→ Request
Word for word, restate every line of the listing that follows.

→ Records to use
------------------------------------------------------------

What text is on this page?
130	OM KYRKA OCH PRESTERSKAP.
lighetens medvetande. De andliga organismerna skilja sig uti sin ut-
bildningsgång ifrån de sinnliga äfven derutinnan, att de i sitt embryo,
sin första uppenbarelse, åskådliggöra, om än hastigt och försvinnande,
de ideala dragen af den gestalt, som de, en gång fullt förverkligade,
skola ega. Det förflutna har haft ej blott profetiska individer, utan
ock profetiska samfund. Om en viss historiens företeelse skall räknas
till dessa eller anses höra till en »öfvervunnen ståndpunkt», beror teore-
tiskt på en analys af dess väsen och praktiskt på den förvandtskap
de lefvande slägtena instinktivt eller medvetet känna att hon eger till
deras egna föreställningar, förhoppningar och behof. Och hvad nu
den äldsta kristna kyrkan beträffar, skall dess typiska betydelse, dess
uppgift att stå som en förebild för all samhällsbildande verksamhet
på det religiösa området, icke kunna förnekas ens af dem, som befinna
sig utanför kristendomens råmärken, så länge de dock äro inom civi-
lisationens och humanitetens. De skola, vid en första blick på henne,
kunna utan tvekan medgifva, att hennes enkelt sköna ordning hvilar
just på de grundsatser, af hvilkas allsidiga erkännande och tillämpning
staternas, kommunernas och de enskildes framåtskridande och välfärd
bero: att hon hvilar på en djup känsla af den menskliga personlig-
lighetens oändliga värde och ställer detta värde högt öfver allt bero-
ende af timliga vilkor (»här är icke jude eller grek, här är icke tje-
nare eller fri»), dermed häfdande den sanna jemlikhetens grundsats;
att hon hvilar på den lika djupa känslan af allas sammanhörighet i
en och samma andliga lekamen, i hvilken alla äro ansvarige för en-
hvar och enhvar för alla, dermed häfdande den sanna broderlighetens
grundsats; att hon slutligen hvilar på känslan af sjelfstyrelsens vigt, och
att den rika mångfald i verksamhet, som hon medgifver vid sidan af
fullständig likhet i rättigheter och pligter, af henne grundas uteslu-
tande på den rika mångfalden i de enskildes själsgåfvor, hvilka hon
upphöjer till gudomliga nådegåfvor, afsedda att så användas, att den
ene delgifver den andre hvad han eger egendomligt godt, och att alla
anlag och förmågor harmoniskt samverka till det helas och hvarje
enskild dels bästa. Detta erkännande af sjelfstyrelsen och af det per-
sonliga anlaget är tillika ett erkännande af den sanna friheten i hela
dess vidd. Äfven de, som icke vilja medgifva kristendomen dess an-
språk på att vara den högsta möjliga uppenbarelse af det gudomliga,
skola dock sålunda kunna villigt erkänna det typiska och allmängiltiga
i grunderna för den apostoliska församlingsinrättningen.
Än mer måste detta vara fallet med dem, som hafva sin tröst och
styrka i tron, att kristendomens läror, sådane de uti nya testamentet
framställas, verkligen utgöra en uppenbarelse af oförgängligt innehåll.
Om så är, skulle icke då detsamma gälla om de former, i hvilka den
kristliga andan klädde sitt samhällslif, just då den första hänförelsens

------------------------------------------------------------

→ Result for this exercise
What text is on this page?
130	OM KYRKA OCH PRESTERSKAP.
lighetens medvetande. De andliga organismerna skilja sig uti sin ut-
bildningsgång ifrån de sinnliga äfven derutinnan, att de i sitt embryo,
sin första uppenbarelse, åskådliggöra, om än hastigt och försvinnande,
de ideala dragen af den gestalt, som de, en gång fullt förverkligade,
skola ega. Det förflutna har haft ej blott profetiska individer, utan
ock profetiska samfund. Om en viss historiens företeelse skall räknas
till dessa eller anses höra till en »öfvervunnen ståndpunkt», beror teore-
tiskt på en analys af dess väsen och praktiskt på den förvandtskap
de lefvande slägtena instinktivt eller medvetet känna att hon eger till
deras egna föreställningar, förhoppningar och behof. Och hvad nu
den äldsta kristna kyrkan beträffar, skall dess typiska betydelse, dess
uppgift att stå som en förebild för all samhällsbildande verksamhet
på det religiösa området, icke kunna förnekas ens af dem, som befinna
sig utanför kristendomens råmärken, så länge de dock äro inom civi-
lisationens och humanitetens. De skola, vid en första blick på henne,
kunna utan tvekan medgifva, att hennes enkelt sköna ordning hvilar
just på de grundsatser, af hvilkas allsidiga erkännande och tillämpning
staternas, kommunernas och de enskildes framåtskridande och välfärd
bero: att hon hvilar på en djup känsla af den menskliga personlig-
lighetens oändliga värde och ställer detta värde högt öfver allt bero-
ende af timliga vilkor (»här är icke jude eller grek, här är icke tje-
nare eller fri»), dermed häfdande den sanna jemlikhetens grundsats;
att hon hvilar på den lika djupa känslan af allas sammanhörighet i
en och samma andliga lekamen, i hvilken alla äro ansvarige för en-
hvar och enhvar för alla, dermed häfdande den sanna broderlighetens
grundsats; att hon slutligen hvilar på känslan af sjelfstyrelsens vigt, och
att den rika mångfald i verksamhet, som hon medgifver vid sidan af
fullständig likhet i rättigheter och pligter, af henne grundas uteslu-
tande på den rika mångfalden i de enskildes själsgåfvor, hvilka hon
upphöjer till gudomliga nådegåfvor, afsedda att så användas, att den
ene delgifver den andre hvad han eger egendomligt godt, och att alla
anlag och förmågor harmoniskt samverka till det helas och hvarje
enskild dels bästa. Detta erkännande af sjelfstyrelsen och af det per-
sonliga anlaget är tillika ett erkännande af den sanna friheten i hela
dess vidd. Äfven de, som icke vilja medgifva kristendomen dess an-
språk på att vara den högsta möjliga uppenbarelse af det gudomliga,
skola dock sålunda kunna villigt erkänna det typiska och allmängiltiga
i grunderna för den apostoliska församlingsinrättningen.
Än mer måste detta vara fallet med dem, som hafva sin tröst och
styrka i tron, att kristendomens läror, sådane de uti nya testamentet
framställas, verkligen utgöra en uppenbarelse af oförgängligt innehåll.
Om så är, skulle icke då detsamma gälla om de former, i hvilka den
kristliga andan klädde sitt samhällslif, just då den första hänförelsens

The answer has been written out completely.